» RECORDS FOR PROCESSING:

-=-=-=-=-

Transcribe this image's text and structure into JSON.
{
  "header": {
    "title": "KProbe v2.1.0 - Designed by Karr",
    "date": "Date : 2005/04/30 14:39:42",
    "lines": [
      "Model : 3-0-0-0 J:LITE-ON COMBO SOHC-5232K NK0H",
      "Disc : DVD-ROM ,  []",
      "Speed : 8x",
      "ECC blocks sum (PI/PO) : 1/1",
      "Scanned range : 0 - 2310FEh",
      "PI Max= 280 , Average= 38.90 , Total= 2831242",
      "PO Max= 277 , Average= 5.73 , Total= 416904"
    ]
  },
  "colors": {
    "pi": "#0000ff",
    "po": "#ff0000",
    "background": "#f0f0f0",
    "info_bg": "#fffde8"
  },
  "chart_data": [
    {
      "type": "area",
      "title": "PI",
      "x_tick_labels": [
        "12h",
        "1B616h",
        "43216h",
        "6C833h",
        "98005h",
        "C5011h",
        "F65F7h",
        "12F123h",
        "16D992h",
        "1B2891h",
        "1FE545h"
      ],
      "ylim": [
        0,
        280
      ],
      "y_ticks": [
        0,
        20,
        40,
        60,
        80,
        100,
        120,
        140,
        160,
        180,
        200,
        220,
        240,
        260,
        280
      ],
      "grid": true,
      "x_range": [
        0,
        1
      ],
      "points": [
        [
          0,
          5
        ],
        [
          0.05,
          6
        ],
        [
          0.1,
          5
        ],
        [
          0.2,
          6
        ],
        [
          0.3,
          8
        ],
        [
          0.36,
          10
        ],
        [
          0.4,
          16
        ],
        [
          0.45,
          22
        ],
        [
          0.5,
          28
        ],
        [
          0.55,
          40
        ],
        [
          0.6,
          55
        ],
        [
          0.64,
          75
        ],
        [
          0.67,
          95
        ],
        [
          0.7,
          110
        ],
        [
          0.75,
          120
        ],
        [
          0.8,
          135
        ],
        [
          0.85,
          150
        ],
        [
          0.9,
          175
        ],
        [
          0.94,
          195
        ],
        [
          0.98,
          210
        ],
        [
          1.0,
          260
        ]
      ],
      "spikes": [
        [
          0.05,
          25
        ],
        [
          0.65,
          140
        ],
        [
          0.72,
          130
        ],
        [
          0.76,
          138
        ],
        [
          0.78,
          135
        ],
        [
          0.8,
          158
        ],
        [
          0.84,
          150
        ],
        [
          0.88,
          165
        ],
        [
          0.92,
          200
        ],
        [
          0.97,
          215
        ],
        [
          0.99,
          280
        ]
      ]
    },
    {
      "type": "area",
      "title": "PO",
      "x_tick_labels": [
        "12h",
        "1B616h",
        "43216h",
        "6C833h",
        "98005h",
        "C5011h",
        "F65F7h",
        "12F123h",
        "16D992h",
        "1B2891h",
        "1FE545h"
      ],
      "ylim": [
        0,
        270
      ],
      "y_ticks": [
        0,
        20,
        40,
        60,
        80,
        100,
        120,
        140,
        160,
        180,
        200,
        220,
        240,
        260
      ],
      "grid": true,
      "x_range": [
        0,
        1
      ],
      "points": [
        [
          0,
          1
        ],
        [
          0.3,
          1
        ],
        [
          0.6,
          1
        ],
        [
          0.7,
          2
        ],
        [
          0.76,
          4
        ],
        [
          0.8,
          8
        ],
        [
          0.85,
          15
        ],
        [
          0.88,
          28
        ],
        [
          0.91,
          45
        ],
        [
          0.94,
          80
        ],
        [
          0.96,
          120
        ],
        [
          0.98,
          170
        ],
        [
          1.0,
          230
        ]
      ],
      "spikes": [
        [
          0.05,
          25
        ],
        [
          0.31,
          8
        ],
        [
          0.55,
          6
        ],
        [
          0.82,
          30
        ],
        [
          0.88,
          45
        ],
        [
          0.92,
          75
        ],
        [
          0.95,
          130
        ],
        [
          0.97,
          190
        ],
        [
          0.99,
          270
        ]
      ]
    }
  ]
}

-=-=-=-=-

» EXERCISE GOAL: Copy out each line of the entries that holds "Total".

» THE ANSWER:
      "PI Max= 280 , Average= 38.90 , Total= 2831242",
      "PO Max= 277 , Average= 5.73 , Total= 416904"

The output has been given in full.